What this task involves:
Say how many lines include "linestyle", with no words around the number.

Dataset listings of figures:
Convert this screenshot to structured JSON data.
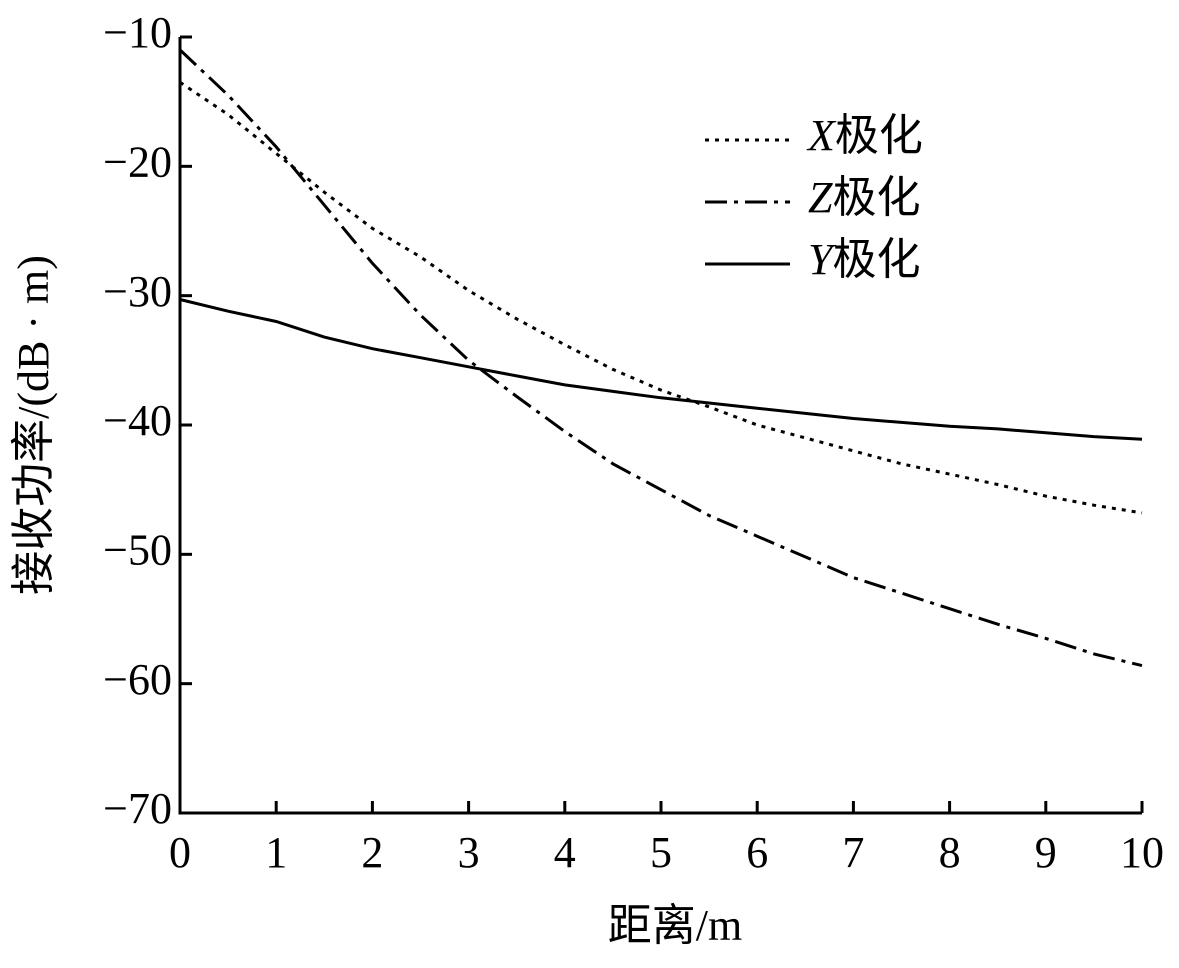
{
  "chart_data": {
    "type": "line",
    "x_label": "距离/m",
    "y_label": "接收功率/(dB · m)",
    "xlim": [
      0,
      10
    ],
    "ylim": [
      -70,
      -10
    ],
    "xticks": [
      0,
      1,
      2,
      3,
      4,
      5,
      6,
      7,
      8,
      9,
      10
    ],
    "yticks": [
      {
        "value": -70,
        "label": "−70"
      },
      {
        "value": -60,
        "label": "−60"
      },
      {
        "value": -50,
        "label": "−50"
      },
      {
        "value": -40,
        "label": "−40"
      },
      {
        "value": -30,
        "label": "−30"
      },
      {
        "value": -20,
        "label": "−20"
      },
      {
        "value": -10,
        "label": "−10"
      }
    ],
    "grid": false,
    "legend": "upper right",
    "x": [
      0,
      0.5,
      1,
      1.5,
      2,
      2.5,
      3,
      3.5,
      4,
      4.5,
      5,
      5.5,
      6,
      6.5,
      7,
      7.5,
      8,
      8.5,
      9,
      9.5,
      10
    ],
    "series": [
      {
        "name": "X极化",
        "color": "#000000",
        "linestyle": "dotted",
        "values": [
          -13.5,
          -16,
          -19,
          -22,
          -24.8,
          -27,
          -29.6,
          -31.8,
          -33.8,
          -35.7,
          -37.3,
          -38.6,
          -40,
          -41,
          -42,
          -43,
          -43.8,
          -44.6,
          -45.5,
          -46.2,
          -46.8
        ]
      },
      {
        "name": "Z极化",
        "color": "#000000",
        "linestyle": "dashdot",
        "values": [
          -11,
          -14.5,
          -18.5,
          -23,
          -27.5,
          -31.5,
          -35,
          -37.8,
          -40.5,
          -43,
          -45,
          -47,
          -48.6,
          -50.2,
          -51.8,
          -53,
          -54.2,
          -55.4,
          -56.5,
          -57.7,
          -58.6
        ]
      },
      {
        "name": "Y极化",
        "color": "#000000",
        "linestyle": "solid",
        "values": [
          -30.3,
          -31.2,
          -32,
          -33.2,
          -34.1,
          -34.8,
          -35.5,
          -36.2,
          -36.9,
          -37.4,
          -37.9,
          -38.3,
          -38.7,
          -39.1,
          -39.5,
          -39.8,
          -40.1,
          -40.3,
          -40.6,
          -40.9,
          -41.1
        ]
      }
    ]
  }
}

Expected answer:
3